-- begin MATERIAL PROVIDED --

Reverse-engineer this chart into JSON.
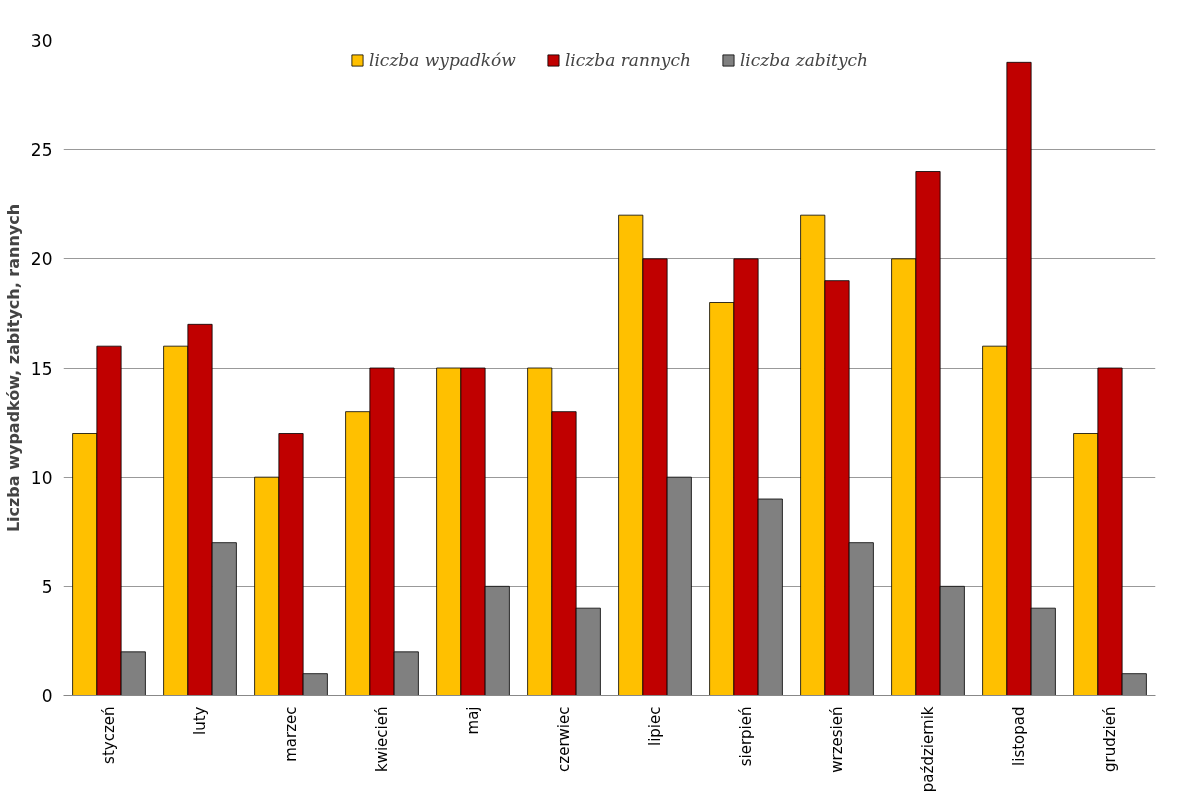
{
  "chart_data": {
    "type": "bar",
    "ylabel": "Liczba wypadków, zabitych, rannych",
    "categories": [
      "styczeń",
      "luty",
      "marzec",
      "kwiecień",
      "maj",
      "czerwiec",
      "lipiec",
      "sierpień",
      "wrzesień",
      "październik",
      "listopad",
      "grudzień"
    ],
    "series": [
      {
        "name": "liczba wypadków",
        "color": "#ffc000",
        "values": [
          12,
          16,
          10,
          13,
          15,
          15,
          22,
          18,
          22,
          20,
          16,
          12
        ]
      },
      {
        "name": "liczba rannych",
        "color": "#c00000",
        "values": [
          16,
          17,
          12,
          15,
          15,
          13,
          20,
          20,
          19,
          24,
          29,
          15
        ]
      },
      {
        "name": "liczba zabitych",
        "color": "#808080",
        "values": [
          2,
          7,
          1,
          2,
          5,
          4,
          10,
          9,
          7,
          5,
          4,
          1
        ]
      }
    ],
    "ylim": [
      0,
      30
    ],
    "yticks": [
      0,
      5,
      10,
      15,
      20,
      25,
      30
    ],
    "grid": "y",
    "legend": "top"
  }
}
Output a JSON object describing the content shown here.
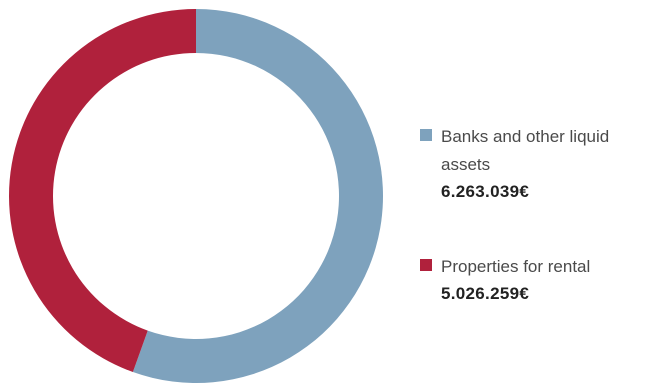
{
  "chart_data": {
    "type": "pie",
    "variant": "donut",
    "title": "",
    "categories": [
      "Banks and other liquid assets",
      "Properties for rental"
    ],
    "values": [
      6263039,
      5026259
    ],
    "value_labels": [
      "6.263.039€",
      "5.026.259€"
    ],
    "colors": [
      "#7ea2bd",
      "#b0213c"
    ],
    "start_angle": "top",
    "direction": "clockwise",
    "legend_position": "right"
  }
}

-- end MATERIAL PROVIDED --

§ EXERCISE: Except for the pictures, copy every line of the records above exactly.

§ EXPECTED ANSWER:
Reverse-engineer this chart into JSON.
{
  "chart_data": {
    "type": "bar",
    "ylabel": "Liczba wypadków, zabitych, rannych",
    "categories": [
      "styczeń",
      "luty",
      "marzec",
      "kwiecień",
      "maj",
      "czerwiec",
      "lipiec",
      "sierpień",
      "wrzesień",
      "październik",
      "listopad",
      "grudzień"
    ],
    "series": [
      {
        "name": "liczba wypadków",
        "color": "#ffc000",
        "values": [
          12,
          16,
          10,
          13,
          15,
          15,
          22,
          18,
          22,
          20,
          16,
          12
        ]
      },
      {
        "name": "liczba rannych",
        "color": "#c00000",
        "values": [
          16,
          17,
          12,
          15,
          15,
          13,
          20,
          20,
          19,
          24,
          29,
          15
        ]
      },
      {
        "name": "liczba zabitych",
        "color": "#808080",
        "values": [
          2,
          7,
          1,
          2,
          5,
          4,
          10,
          9,
          7,
          5,
          4,
          1
        ]
      }
    ],
    "ylim": [
      0,
      30
    ],
    "yticks": [
      0,
      5,
      10,
      15,
      20,
      25,
      30
    ],
    "grid": "y",
    "legend": "top"
  }
}
Output a JSON object describing the content shown here.
{
  "chart_data": {
    "type": "pie",
    "variant": "donut",
    "title": "",
    "categories": [
      "Banks and other liquid assets",
      "Properties for rental"
    ],
    "values": [
      6263039,
      5026259
    ],
    "value_labels": [
      "6.263.039€",
      "5.026.259€"
    ],
    "colors": [
      "#7ea2bd",
      "#b0213c"
    ],
    "start_angle": "top",
    "direction": "clockwise",
    "legend_position": "right"
  }
}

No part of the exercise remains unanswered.